━━━━━ Task material ━━━━━

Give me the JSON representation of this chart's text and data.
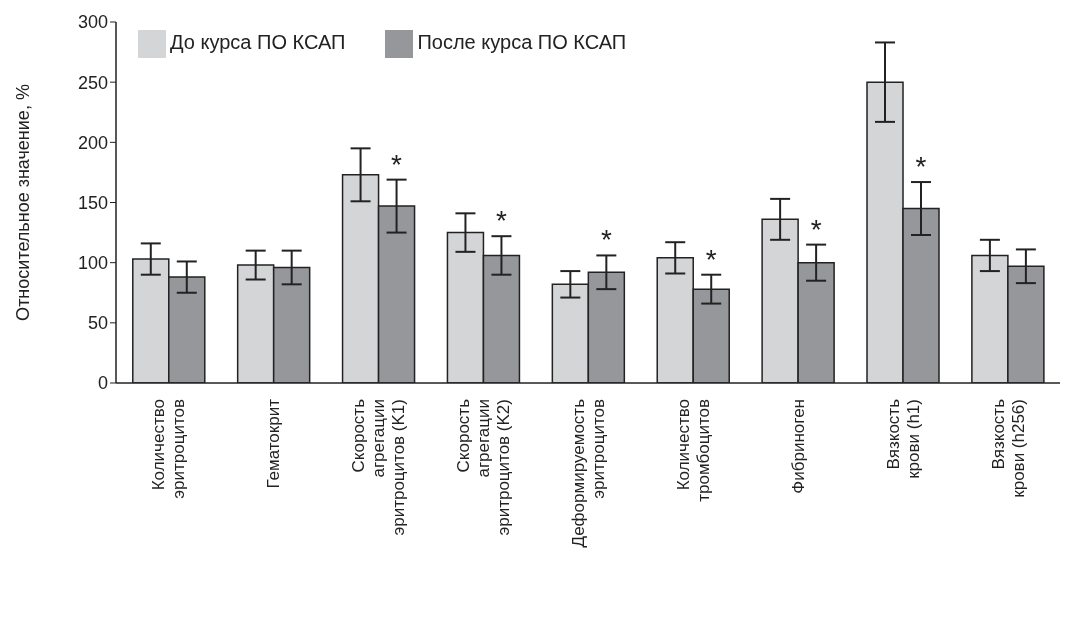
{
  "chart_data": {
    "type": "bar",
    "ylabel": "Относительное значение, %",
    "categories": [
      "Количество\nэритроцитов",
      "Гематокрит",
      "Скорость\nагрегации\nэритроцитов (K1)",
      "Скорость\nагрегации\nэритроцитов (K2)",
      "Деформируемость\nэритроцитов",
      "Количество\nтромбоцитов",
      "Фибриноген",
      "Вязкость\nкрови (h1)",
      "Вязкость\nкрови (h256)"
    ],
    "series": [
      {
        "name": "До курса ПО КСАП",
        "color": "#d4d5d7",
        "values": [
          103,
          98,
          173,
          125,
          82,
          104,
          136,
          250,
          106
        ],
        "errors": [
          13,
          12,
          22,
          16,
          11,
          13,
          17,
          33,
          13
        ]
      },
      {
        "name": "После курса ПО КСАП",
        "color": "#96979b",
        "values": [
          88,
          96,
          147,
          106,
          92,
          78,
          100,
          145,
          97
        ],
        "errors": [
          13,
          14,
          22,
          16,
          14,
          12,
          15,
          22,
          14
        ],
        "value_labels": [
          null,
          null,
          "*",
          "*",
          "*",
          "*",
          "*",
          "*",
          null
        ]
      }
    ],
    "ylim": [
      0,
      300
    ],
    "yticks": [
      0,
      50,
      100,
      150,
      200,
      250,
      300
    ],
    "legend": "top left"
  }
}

━━━━━

_The problem:_
Any pictures should be dropped; transcribe the rest of the records above exactly.

_Full answer:_
Give me the JSON representation of this chart's text and data.
{
  "chart_data": {
    "type": "bar",
    "ylabel": "Относительное значение, %",
    "categories": [
      "Количество\nэритроцитов",
      "Гематокрит",
      "Скорость\nагрегации\nэритроцитов (K1)",
      "Скорость\nагрегации\nэритроцитов (K2)",
      "Деформируемость\nэритроцитов",
      "Количество\nтромбоцитов",
      "Фибриноген",
      "Вязкость\nкрови (h1)",
      "Вязкость\nкрови (h256)"
    ],
    "series": [
      {
        "name": "До курса ПО КСАП",
        "color": "#d4d5d7",
        "values": [
          103,
          98,
          173,
          125,
          82,
          104,
          136,
          250,
          106
        ],
        "errors": [
          13,
          12,
          22,
          16,
          11,
          13,
          17,
          33,
          13
        ]
      },
      {
        "name": "После курса ПО КСАП",
        "color": "#96979b",
        "values": [
          88,
          96,
          147,
          106,
          92,
          78,
          100,
          145,
          97
        ],
        "errors": [
          13,
          14,
          22,
          16,
          14,
          12,
          15,
          22,
          14
        ],
        "value_labels": [
          null,
          null,
          "*",
          "*",
          "*",
          "*",
          "*",
          "*",
          null
        ]
      }
    ],
    "ylim": [
      0,
      300
    ],
    "yticks": [
      0,
      50,
      100,
      150,
      200,
      250,
      300
    ],
    "legend": "top left"
  }
}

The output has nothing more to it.